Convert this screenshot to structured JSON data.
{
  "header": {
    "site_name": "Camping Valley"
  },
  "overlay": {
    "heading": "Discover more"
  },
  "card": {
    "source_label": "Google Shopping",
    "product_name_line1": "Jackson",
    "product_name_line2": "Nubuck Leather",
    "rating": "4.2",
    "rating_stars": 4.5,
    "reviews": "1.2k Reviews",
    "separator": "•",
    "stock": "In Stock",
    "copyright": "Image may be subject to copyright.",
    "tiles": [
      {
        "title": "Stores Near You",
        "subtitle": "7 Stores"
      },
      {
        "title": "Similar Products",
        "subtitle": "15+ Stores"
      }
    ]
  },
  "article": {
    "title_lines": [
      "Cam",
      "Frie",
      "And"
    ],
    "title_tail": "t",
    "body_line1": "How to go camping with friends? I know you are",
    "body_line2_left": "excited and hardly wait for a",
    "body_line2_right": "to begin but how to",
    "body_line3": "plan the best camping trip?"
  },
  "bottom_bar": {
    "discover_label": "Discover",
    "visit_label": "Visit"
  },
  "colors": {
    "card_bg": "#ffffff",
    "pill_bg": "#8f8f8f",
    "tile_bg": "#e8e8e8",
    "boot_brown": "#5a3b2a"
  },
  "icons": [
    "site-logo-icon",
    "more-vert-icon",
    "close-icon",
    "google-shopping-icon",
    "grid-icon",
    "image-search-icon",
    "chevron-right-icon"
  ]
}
^^^^^^^^^^^^^^^^
• **Problem requirements**:
Reproduce the records above exactly.

• **Written solution**:
Convert this screenshot to structured JSON data.
{
  "header": {
    "site_name": "Camping Valley"
  },
  "overlay": {
    "heading": "Discover more"
  },
  "card": {
    "source_label": "Google Shopping",
    "product_name_line1": "Jackson",
    "product_name_line2": "Nubuck Leather",
    "rating": "4.2",
    "rating_stars": 4.5,
    "reviews": "1.2k Reviews",
    "separator": "•",
    "stock": "In Stock",
    "copyright": "Image may be subject to copyright.",
    "tiles": [
      {
        "title": "Stores Near You",
        "subtitle": "7 Stores"
      },
      {
        "title": "Similar Products",
        "subtitle": "15+ Stores"
      }
    ]
  },
  "article": {
    "title_lines": [
      "Cam",
      "Frie",
      "And"
    ],
    "title_tail": "t",
    "body_line1": "How to go camping with friends? I know you are",
    "body_line2_left": "excited and hardly wait for a",
    "body_line2_right": "to begin but how to",
    "body_line3": "plan the best camping trip?"
  },
  "bottom_bar": {
    "discover_label": "Discover",
    "visit_label": "Visit"
  },
  "colors": {
    "card_bg": "#ffffff",
    "pill_bg": "#8f8f8f",
    "tile_bg": "#e8e8e8",
    "boot_brown": "#5a3b2a"
  },
  "icons": [
    "site-logo-icon",
    "more-vert-icon",
    "close-icon",
    "google-shopping-icon",
    "grid-icon",
    "image-search-icon",
    "chevron-right-icon"
  ]
}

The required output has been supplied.